**Set problem:**
Show all lines of the listing that hold the word "Lebensdaueranzeige".

**Source data:**
=-=-=-=-=
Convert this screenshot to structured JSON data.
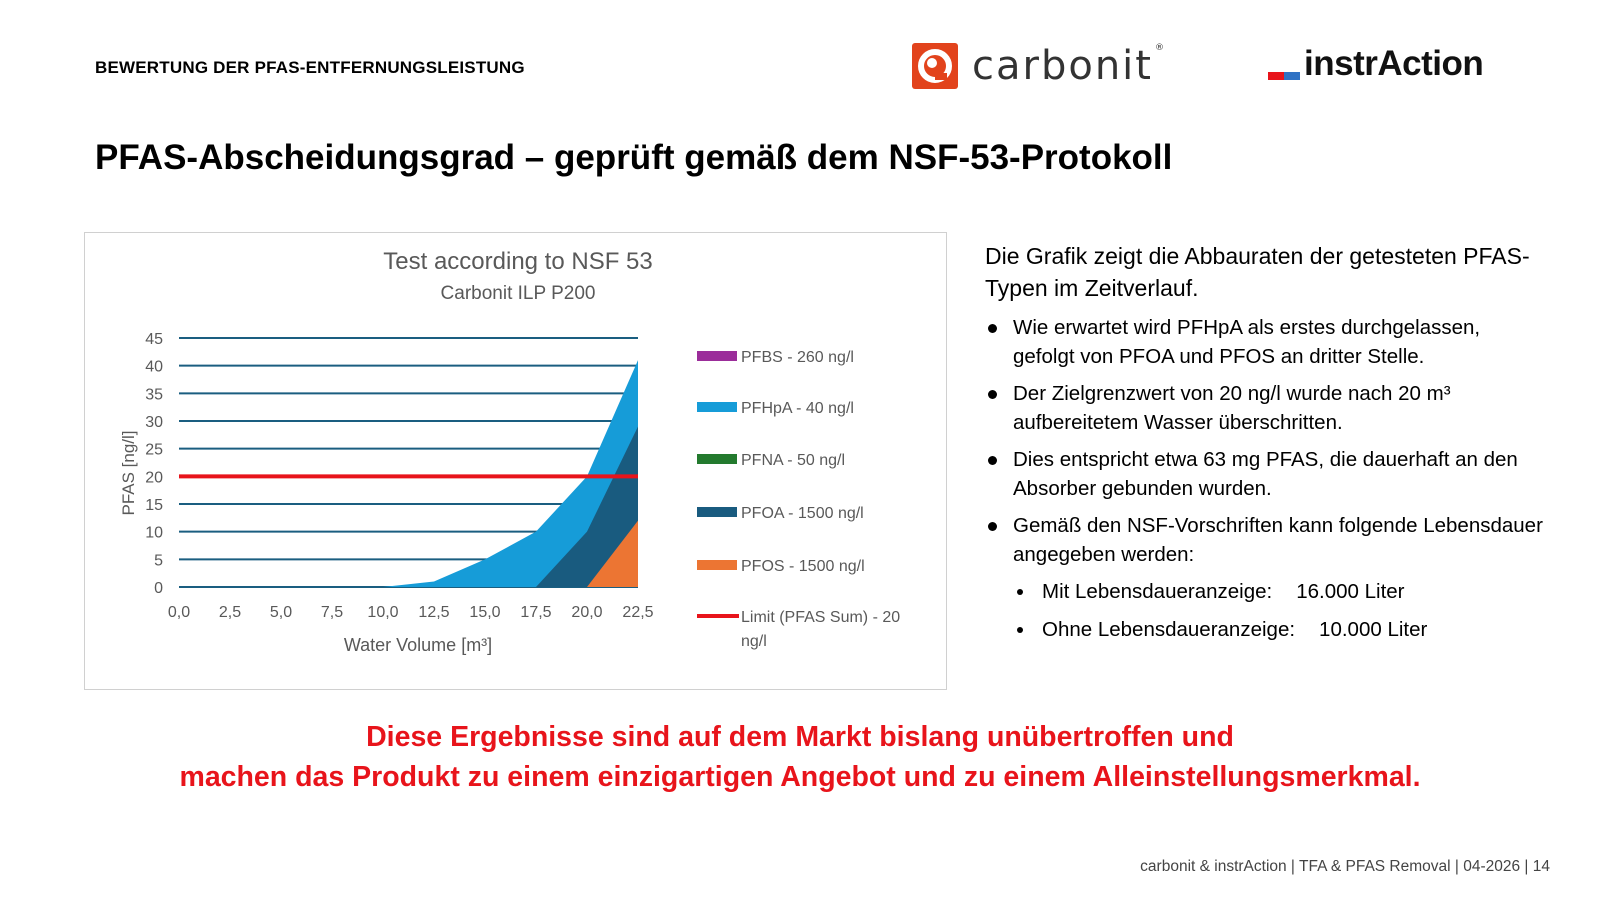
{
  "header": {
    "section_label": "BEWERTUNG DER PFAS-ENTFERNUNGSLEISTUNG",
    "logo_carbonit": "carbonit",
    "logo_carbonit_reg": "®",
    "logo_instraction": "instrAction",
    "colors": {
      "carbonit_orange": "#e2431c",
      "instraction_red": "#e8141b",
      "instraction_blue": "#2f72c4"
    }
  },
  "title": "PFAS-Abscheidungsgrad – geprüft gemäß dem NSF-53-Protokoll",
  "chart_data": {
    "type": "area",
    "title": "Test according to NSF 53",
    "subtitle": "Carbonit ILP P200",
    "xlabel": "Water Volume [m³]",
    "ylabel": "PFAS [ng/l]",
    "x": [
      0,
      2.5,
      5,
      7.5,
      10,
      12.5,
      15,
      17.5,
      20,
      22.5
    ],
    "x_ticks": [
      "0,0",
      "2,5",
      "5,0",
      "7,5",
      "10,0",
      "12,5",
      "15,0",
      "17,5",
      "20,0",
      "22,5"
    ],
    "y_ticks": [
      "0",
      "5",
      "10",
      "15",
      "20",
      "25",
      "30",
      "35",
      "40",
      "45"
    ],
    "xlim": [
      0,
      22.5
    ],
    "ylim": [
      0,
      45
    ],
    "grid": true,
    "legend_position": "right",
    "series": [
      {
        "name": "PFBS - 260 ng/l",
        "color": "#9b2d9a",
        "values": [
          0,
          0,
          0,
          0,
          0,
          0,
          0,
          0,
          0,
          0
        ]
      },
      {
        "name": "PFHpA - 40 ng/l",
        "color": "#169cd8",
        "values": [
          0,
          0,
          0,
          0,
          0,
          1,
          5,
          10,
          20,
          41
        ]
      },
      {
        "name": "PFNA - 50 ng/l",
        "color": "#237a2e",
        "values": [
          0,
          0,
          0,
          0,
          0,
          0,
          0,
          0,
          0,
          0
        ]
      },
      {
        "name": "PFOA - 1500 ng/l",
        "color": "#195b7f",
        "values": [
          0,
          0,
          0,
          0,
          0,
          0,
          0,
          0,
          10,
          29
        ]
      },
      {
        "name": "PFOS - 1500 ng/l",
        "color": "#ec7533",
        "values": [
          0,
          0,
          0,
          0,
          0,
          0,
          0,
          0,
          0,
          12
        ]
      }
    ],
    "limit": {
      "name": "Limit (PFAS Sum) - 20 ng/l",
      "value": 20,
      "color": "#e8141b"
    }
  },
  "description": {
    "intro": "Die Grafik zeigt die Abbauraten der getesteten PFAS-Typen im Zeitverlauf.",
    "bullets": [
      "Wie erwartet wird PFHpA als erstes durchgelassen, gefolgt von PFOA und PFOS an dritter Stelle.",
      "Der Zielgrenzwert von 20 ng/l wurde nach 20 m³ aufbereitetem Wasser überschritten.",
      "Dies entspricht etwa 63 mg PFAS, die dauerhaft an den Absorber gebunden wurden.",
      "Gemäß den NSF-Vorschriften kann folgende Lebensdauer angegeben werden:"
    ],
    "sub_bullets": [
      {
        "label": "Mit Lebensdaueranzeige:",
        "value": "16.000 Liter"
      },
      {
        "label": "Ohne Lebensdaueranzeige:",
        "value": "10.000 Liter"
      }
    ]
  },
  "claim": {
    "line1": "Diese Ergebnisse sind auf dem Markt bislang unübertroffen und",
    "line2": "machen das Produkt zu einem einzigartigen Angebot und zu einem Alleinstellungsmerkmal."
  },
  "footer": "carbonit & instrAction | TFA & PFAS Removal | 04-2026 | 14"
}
=-=-=-=-=
**Expected answer:**
        "label": "Mit Lebensdaueranzeige:",
        "label": "Ohne Lebensdaueranzeige:",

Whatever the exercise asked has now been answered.